- [INSTRUKSI TUGAS 1]: Sebutkan semua pihak yang disebut dalam teks tentang penagihan pajak menurut PMK Nomor 189/PMK.03/2020.
- [INSTRUKSI TUGAS 2]: Tuliskan lanjutan teks tentang penagihan pajak menurut PMK Nomor 189/PMK.03/2020, dimulai setelah kalimat terakhirnya.

- [TEKS YANG DIBERIKAN]:
Sedangkan penagihan menurut PMK Nomor 189/PMK.03/2020
- Jika Wajib Pajak tidak membayar Utang Pajak, pejabat menerbitkan Surat Teguran setelah lewat waktu 7 (tujuh) hari sejak jatuh tempo pembayaran.
- Apabila Penanggung Pajak belum membayar Utang Pajak dalam waktu 21 (dua puluh satu) hari terhitung sejak tanggal Surat Teguran dikirim, Surat Teguran diterbitkan oleh Pejabat dan diberitahukan kepada Penanggung Pajak secara langsung oleh Jurusita Pajak.

- [DATA YANG DIBERIKAN]:

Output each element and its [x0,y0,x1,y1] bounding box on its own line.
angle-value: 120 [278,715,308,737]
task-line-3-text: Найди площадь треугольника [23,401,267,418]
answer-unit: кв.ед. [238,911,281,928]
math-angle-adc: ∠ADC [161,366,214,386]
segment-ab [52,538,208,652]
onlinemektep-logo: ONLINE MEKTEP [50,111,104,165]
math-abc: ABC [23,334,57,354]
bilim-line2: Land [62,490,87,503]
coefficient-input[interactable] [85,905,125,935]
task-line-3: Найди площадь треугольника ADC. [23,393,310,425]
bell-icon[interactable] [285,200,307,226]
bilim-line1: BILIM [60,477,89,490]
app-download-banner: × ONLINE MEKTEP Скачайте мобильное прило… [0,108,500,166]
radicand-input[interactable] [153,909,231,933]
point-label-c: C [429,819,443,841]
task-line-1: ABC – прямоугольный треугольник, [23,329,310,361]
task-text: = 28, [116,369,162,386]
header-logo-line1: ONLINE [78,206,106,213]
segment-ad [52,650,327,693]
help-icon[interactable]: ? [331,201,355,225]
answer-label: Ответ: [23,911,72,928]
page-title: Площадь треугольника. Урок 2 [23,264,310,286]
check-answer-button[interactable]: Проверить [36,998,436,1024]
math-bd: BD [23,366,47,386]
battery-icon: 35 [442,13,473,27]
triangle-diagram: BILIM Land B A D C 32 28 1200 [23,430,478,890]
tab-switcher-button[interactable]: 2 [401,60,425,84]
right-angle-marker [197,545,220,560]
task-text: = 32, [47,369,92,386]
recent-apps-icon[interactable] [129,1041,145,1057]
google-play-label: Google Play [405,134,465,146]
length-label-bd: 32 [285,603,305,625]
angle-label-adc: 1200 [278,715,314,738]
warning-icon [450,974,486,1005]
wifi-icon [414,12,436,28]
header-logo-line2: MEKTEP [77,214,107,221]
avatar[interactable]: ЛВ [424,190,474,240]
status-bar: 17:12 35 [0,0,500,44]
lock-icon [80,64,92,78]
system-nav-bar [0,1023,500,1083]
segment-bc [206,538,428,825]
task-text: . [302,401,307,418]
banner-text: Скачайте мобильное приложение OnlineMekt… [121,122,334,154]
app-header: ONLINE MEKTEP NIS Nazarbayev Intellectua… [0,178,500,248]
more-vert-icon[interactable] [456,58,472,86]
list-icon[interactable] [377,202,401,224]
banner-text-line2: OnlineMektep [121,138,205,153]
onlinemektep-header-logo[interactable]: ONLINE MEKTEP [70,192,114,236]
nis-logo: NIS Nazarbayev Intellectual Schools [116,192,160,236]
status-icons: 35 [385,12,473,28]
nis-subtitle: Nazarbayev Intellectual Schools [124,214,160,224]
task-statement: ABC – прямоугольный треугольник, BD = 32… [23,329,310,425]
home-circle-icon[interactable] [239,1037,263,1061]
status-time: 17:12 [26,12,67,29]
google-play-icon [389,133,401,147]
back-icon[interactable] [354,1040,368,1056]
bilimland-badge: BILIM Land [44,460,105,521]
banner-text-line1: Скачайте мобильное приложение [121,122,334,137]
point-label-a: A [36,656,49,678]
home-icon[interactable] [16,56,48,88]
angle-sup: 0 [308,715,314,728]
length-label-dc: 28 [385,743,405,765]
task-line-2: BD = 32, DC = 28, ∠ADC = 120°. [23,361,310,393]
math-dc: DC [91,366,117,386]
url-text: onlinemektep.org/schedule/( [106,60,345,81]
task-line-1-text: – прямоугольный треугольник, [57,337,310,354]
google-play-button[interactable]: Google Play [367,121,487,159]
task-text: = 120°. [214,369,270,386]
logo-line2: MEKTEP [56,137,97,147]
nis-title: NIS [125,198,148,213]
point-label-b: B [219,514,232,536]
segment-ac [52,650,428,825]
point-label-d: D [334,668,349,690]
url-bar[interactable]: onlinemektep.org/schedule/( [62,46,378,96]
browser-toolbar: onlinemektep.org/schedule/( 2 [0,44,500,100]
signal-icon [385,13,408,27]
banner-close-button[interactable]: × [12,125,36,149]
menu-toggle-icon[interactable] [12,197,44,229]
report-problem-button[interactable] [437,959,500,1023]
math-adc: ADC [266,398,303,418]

- [JAWABAN TUGAS 1]:
- Wajib Pajak
- Pejabat
- Penanggung Pajak
- Jurusita Pajak

- [JAWABAN TUGAS 2]:
- Apabila Penanggung Pajak belum membayar Utang Pajak dalam waktu dua (dua) kali 24 (dua puluh empat) jam sejak tanggal Surat Paksa diberitahukan, Pejabat menerbitkan surat perintah untuk menyita barang milik Penanggung Pajak, dan Jurusita Pajak menyita barang milik Penanggung Pajak. Jika penyitaan dilakukan terhadap harta yang tersimpan di LJK, LJK Lainnya, atau Entitas Lain, Pejabat meminta pemblokiran terlebih dahulu.
- Jika Penanggung Pajak belum membayar Utang Pajak dan Biaya Penagihan Pajak dalam waktu 14 (empat belas) hari sejak tanggal penyitaan, pejabat akan mengumumkan lelang barang sitaan.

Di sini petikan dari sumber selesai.